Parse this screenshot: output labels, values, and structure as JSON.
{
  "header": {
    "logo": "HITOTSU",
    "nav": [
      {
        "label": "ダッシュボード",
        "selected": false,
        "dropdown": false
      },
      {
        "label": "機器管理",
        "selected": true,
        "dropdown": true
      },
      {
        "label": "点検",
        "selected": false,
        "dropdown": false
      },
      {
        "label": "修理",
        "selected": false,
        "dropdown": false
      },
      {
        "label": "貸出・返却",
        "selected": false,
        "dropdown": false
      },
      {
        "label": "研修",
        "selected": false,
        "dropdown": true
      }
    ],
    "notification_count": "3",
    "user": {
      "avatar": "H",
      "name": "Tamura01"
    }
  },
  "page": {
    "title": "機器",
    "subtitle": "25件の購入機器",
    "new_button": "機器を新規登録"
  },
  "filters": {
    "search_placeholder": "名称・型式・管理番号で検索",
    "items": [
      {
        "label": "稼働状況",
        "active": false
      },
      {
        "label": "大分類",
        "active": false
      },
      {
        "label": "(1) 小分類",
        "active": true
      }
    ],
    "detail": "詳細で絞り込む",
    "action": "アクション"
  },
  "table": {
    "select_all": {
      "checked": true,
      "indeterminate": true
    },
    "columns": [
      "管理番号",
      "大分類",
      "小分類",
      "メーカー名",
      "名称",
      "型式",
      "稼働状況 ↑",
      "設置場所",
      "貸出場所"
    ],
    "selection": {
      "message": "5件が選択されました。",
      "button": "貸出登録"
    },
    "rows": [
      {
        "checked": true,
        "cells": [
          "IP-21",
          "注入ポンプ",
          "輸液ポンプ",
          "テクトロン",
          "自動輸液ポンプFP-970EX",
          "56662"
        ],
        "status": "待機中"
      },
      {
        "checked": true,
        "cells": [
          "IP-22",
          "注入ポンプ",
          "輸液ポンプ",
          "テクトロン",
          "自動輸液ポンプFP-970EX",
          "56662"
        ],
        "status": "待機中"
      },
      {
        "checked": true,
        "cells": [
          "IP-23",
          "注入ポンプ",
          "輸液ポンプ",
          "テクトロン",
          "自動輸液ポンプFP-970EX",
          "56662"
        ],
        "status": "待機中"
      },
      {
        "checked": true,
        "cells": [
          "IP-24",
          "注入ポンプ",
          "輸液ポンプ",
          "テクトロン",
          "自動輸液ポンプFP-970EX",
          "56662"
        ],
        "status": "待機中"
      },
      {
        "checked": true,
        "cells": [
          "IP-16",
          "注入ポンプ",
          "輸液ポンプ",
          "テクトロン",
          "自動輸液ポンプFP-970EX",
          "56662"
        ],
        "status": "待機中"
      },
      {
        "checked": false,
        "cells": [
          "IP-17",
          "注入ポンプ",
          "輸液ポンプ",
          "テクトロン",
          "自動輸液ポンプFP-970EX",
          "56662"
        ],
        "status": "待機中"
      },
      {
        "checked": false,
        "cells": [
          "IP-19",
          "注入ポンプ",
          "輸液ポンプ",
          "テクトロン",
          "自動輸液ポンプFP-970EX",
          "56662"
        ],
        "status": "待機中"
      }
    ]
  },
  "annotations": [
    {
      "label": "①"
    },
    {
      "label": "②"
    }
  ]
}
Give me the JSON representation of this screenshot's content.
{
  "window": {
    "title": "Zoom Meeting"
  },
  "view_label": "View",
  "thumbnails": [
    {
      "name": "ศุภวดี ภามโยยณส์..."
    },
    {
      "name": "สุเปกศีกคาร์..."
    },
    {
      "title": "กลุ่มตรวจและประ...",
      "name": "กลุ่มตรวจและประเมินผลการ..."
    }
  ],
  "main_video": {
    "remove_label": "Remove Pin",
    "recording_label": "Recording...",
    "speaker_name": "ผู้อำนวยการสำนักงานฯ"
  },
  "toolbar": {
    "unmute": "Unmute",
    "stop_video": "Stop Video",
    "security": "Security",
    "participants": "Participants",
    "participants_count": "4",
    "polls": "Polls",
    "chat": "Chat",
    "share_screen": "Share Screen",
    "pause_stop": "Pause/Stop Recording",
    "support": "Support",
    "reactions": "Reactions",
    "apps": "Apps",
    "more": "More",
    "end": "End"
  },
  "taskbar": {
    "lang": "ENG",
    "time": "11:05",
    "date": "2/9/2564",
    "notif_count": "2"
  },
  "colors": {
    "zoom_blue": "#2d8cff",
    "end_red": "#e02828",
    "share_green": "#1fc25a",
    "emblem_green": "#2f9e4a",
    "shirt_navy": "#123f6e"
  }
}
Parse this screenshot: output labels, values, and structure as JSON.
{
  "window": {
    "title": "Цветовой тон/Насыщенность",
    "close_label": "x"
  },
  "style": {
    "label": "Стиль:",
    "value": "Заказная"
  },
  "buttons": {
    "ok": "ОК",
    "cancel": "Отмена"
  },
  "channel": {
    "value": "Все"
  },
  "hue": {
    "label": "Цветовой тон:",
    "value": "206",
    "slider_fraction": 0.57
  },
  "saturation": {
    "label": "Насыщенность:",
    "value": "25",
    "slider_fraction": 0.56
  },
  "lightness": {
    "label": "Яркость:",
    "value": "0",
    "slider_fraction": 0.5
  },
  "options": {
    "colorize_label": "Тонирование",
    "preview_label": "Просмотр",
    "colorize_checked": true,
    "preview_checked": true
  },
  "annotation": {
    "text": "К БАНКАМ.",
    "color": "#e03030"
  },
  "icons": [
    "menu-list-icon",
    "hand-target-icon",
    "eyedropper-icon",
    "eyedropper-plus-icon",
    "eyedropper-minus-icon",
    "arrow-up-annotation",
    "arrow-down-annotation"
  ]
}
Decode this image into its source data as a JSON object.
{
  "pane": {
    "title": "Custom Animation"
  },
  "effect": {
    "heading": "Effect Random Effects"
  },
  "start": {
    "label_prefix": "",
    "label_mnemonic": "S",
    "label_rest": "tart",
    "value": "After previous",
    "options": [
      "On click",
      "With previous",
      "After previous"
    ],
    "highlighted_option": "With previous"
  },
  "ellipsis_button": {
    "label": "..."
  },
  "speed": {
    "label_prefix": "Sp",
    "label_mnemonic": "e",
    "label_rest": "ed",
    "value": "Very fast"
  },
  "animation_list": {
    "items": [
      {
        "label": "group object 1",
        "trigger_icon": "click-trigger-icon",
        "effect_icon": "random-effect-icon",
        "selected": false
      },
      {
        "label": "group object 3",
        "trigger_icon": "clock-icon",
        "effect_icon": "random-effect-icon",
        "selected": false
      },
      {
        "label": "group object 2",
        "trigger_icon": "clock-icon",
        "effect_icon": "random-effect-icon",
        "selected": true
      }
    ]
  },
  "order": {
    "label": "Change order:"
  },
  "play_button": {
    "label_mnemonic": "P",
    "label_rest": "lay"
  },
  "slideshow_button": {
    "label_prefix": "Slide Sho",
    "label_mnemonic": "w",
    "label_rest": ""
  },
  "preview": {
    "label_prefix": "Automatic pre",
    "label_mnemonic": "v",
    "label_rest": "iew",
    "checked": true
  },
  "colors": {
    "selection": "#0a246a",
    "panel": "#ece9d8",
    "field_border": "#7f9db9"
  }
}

※ ※ ※

_TASK REQUIREMENTS:_ Return the lines above exactly, keeping every word.

_FULL ANSWER:_
Parse this screenshot: output labels, values, and structure as JSON.
{
  "header": {
    "logo": "HITOTSU",
    "nav": [
      {
        "label": "ダッシュボード",
        "selected": false,
        "dropdown": false
      },
      {
        "label": "機器管理",
        "selected": true,
        "dropdown": true
      },
      {
        "label": "点検",
        "selected": false,
        "dropdown": false
      },
      {
        "label": "修理",
        "selected": false,
        "dropdown": false
      },
      {
        "label": "貸出・返却",
        "selected": false,
        "dropdown": false
      },
      {
        "label": "研修",
        "selected": false,
        "dropdown": true
      }
    ],
    "notification_count": "3",
    "user": {
      "avatar": "H",
      "name": "Tamura01"
    }
  },
  "page": {
    "title": "機器",
    "subtitle": "25件の購入機器",
    "new_button": "機器を新規登録"
  },
  "filters": {
    "search_placeholder": "名称・型式・管理番号で検索",
    "items": [
      {
        "label": "稼働状況",
        "active": false
      },
      {
        "label": "大分類",
        "active": false
      },
      {
        "label": "(1) 小分類",
        "active": true
      }
    ],
    "detail": "詳細で絞り込む",
    "action": "アクション"
  },
  "table": {
    "select_all": {
      "checked": true,
      "indeterminate": true
    },
    "columns": [
      "管理番号",
      "大分類",
      "小分類",
      "メーカー名",
      "名称",
      "型式",
      "稼働状況 ↑",
      "設置場所",
      "貸出場所"
    ],
    "selection": {
      "message": "5件が選択されました。",
      "button": "貸出登録"
    },
    "rows": [
      {
        "checked": true,
        "cells": [
          "IP-21",
          "注入ポンプ",
          "輸液ポンプ",
          "テクトロン",
          "自動輸液ポンプFP-970EX",
          "56662"
        ],
        "status": "待機中"
      },
      {
        "checked": true,
        "cells": [
          "IP-22",
          "注入ポンプ",
          "輸液ポンプ",
          "テクトロン",
          "自動輸液ポンプFP-970EX",
          "56662"
        ],
        "status": "待機中"
      },
      {
        "checked": true,
        "cells": [
          "IP-23",
          "注入ポンプ",
          "輸液ポンプ",
          "テクトロン",
          "自動輸液ポンプFP-970EX",
          "56662"
        ],
        "status": "待機中"
      },
      {
        "checked": true,
        "cells": [
          "IP-24",
          "注入ポンプ",
          "輸液ポンプ",
          "テクトロン",
          "自動輸液ポンプFP-970EX",
          "56662"
        ],
        "status": "待機中"
      },
      {
        "checked": true,
        "cells": [
          "IP-16",
          "注入ポンプ",
          "輸液ポンプ",
          "テクトロン",
          "自動輸液ポンプFP-970EX",
          "56662"
        ],
        "status": "待機中"
      },
      {
        "checked": false,
        "cells": [
          "IP-17",
          "注入ポンプ",
          "輸液ポンプ",
          "テクトロン",
          "自動輸液ポンプFP-970EX",
          "56662"
        ],
        "status": "待機中"
      },
      {
        "checked": false,
        "cells": [
          "IP-19",
          "注入ポンプ",
          "輸液ポンプ",
          "テクトロン",
          "自動輸液ポンプFP-970EX",
          "56662"
        ],
        "status": "待機中"
      }
    ]
  },
  "annotations": [
    {
      "label": "①"
    },
    {
      "label": "②"
    }
  ]
}
Give me the JSON representation of this screenshot's content.
{
  "window": {
    "title": "Zoom Meeting"
  },
  "view_label": "View",
  "thumbnails": [
    {
      "name": "ศุภวดี ภามโยยณส์..."
    },
    {
      "name": "สุเปกศีกคาร์..."
    },
    {
      "title": "กลุ่มตรวจและประ...",
      "name": "กลุ่มตรวจและประเมินผลการ..."
    }
  ],
  "main_video": {
    "remove_label": "Remove Pin",
    "recording_label": "Recording...",
    "speaker_name": "ผู้อำนวยการสำนักงานฯ"
  },
  "toolbar": {
    "unmute": "Unmute",
    "stop_video": "Stop Video",
    "security": "Security",
    "participants": "Participants",
    "participants_count": "4",
    "polls": "Polls",
    "chat": "Chat",
    "share_screen": "Share Screen",
    "pause_stop": "Pause/Stop Recording",
    "support": "Support",
    "reactions": "Reactions",
    "apps": "Apps",
    "more": "More",
    "end": "End"
  },
  "taskbar": {
    "lang": "ENG",
    "time": "11:05",
    "date": "2/9/2564",
    "notif_count": "2"
  },
  "colors": {
    "zoom_blue": "#2d8cff",
    "end_red": "#e02828",
    "share_green": "#1fc25a",
    "emblem_green": "#2f9e4a",
    "shirt_navy": "#123f6e"
  }
}
Parse this screenshot: output labels, values, and structure as JSON.
{
  "window": {
    "title": "Цветовой тон/Насыщенность",
    "close_label": "x"
  },
  "style": {
    "label": "Стиль:",
    "value": "Заказная"
  },
  "buttons": {
    "ok": "ОК",
    "cancel": "Отмена"
  },
  "channel": {
    "value": "Все"
  },
  "hue": {
    "label": "Цветовой тон:",
    "value": "206",
    "slider_fraction": 0.57
  },
  "saturation": {
    "label": "Насыщенность:",
    "value": "25",
    "slider_fraction": 0.56
  },
  "lightness": {
    "label": "Яркость:",
    "value": "0",
    "slider_fraction": 0.5
  },
  "options": {
    "colorize_label": "Тонирование",
    "preview_label": "Просмотр",
    "colorize_checked": true,
    "preview_checked": true
  },
  "annotation": {
    "text": "К БАНКАМ.",
    "color": "#e03030"
  },
  "icons": [
    "menu-list-icon",
    "hand-target-icon",
    "eyedropper-icon",
    "eyedropper-plus-icon",
    "eyedropper-minus-icon",
    "arrow-up-annotation",
    "arrow-down-annotation"
  ]
}
Decode this image into its source data as a JSON object.
{
  "pane": {
    "title": "Custom Animation"
  },
  "effect": {
    "heading": "Effect Random Effects"
  },
  "start": {
    "label_prefix": "",
    "label_mnemonic": "S",
    "label_rest": "tart",
    "value": "After previous",
    "options": [
      "On click",
      "With previous",
      "After previous"
    ],
    "highlighted_option": "With previous"
  },
  "ellipsis_button": {
    "label": "..."
  },
  "speed": {
    "label_prefix": "Sp",
    "label_mnemonic": "e",
    "label_rest": "ed",
    "value": "Very fast"
  },
  "animation_list": {
    "items": [
      {
        "label": "group object 1",
        "trigger_icon": "click-trigger-icon",
        "effect_icon": "random-effect-icon",
        "selected": false
      },
      {
        "label": "group object 3",
        "trigger_icon": "clock-icon",
        "effect_icon": "random-effect-icon",
        "selected": false
      },
      {
        "label": "group object 2",
        "trigger_icon": "clock-icon",
        "effect_icon": "random-effect-icon",
        "selected": true
      }
    ]
  },
  "order": {
    "label": "Change order:"
  },
  "play_button": {
    "label_mnemonic": "P",
    "label_rest": "lay"
  },
  "slideshow_button": {
    "label_prefix": "Slide Sho",
    "label_mnemonic": "w",
    "label_rest": ""
  },
  "preview": {
    "label_prefix": "Automatic pre",
    "label_mnemonic": "v",
    "label_rest": "iew",
    "checked": true
  },
  "colors": {
    "selection": "#0a246a",
    "panel": "#ece9d8",
    "field_border": "#7f9db9"
  }
}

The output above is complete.